**Work required:** All of the material below is to be repeated exactly.

**Stored records:**

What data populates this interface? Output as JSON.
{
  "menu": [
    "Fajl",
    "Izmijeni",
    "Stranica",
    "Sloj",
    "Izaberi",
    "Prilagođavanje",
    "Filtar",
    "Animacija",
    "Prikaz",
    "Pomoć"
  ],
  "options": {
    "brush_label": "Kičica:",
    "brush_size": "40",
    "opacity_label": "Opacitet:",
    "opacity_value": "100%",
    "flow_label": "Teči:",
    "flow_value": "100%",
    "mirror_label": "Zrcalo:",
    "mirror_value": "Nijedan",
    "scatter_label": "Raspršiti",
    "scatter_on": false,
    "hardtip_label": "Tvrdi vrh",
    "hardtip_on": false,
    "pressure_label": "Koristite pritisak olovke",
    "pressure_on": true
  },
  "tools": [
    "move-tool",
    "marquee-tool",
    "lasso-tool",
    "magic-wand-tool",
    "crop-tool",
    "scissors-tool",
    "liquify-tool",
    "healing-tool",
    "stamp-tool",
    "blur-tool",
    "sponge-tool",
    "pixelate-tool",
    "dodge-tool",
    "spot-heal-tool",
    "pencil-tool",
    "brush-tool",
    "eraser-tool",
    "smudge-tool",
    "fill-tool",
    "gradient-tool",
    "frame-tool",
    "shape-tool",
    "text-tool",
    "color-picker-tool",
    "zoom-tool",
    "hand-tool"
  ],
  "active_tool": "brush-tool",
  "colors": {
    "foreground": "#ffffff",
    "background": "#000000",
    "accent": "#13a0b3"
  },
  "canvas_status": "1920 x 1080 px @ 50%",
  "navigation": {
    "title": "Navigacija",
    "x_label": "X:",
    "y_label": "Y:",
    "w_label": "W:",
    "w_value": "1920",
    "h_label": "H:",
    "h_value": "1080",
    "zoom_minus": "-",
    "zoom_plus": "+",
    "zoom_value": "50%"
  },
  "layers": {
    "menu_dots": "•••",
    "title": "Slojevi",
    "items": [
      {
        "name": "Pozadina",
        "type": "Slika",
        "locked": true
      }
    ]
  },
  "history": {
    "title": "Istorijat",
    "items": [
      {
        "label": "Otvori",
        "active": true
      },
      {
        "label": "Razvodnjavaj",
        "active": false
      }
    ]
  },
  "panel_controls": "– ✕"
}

**The response:**
What data populates this interface? Output as JSON.
{
  "menu": [
    "Fajl",
    "Izmijeni",
    "Stranica",
    "Sloj",
    "Izaberi",
    "Prilagođavanje",
    "Filtar",
    "Animacija",
    "Prikaz",
    "Pomoć"
  ],
  "options": {
    "brush_label": "Kičica:",
    "brush_size": "40",
    "opacity_label": "Opacitet:",
    "opacity_value": "100%",
    "flow_label": "Teči:",
    "flow_value": "100%",
    "mirror_label": "Zrcalo:",
    "mirror_value": "Nijedan",
    "scatter_label": "Raspršiti",
    "scatter_on": false,
    "hardtip_label": "Tvrdi vrh",
    "hardtip_on": false,
    "pressure_label": "Koristite pritisak olovke",
    "pressure_on": true
  },
  "tools": [
    "move-tool",
    "marquee-tool",
    "lasso-tool",
    "magic-wand-tool",
    "crop-tool",
    "scissors-tool",
    "liquify-tool",
    "healing-tool",
    "stamp-tool",
    "blur-tool",
    "sponge-tool",
    "pixelate-tool",
    "dodge-tool",
    "spot-heal-tool",
    "pencil-tool",
    "brush-tool",
    "eraser-tool",
    "smudge-tool",
    "fill-tool",
    "gradient-tool",
    "frame-tool",
    "shape-tool",
    "text-tool",
    "color-picker-tool",
    "zoom-tool",
    "hand-tool"
  ],
  "active_tool": "brush-tool",
  "colors": {
    "foreground": "#ffffff",
    "background": "#000000",
    "accent": "#13a0b3"
  },
  "canvas_status": "1920 x 1080 px @ 50%",
  "navigation": {
    "title": "Navigacija",
    "x_label": "X:",
    "y_label": "Y:",
    "w_label": "W:",
    "w_value": "1920",
    "h_label": "H:",
    "h_value": "1080",
    "zoom_minus": "-",
    "zoom_plus": "+",
    "zoom_value": "50%"
  },
  "layers": {
    "menu_dots": "•••",
    "title": "Slojevi",
    "items": [
      {
        "name": "Pozadina",
        "type": "Slika",
        "locked": true
      }
    ]
  },
  "history": {
    "title": "Istorijat",
    "items": [
      {
        "label": "Otvori",
        "active": true
      },
      {
        "label": "Razvodnjavaj",
        "active": false
      }
    ]
  },
  "panel_controls": "– ✕"
}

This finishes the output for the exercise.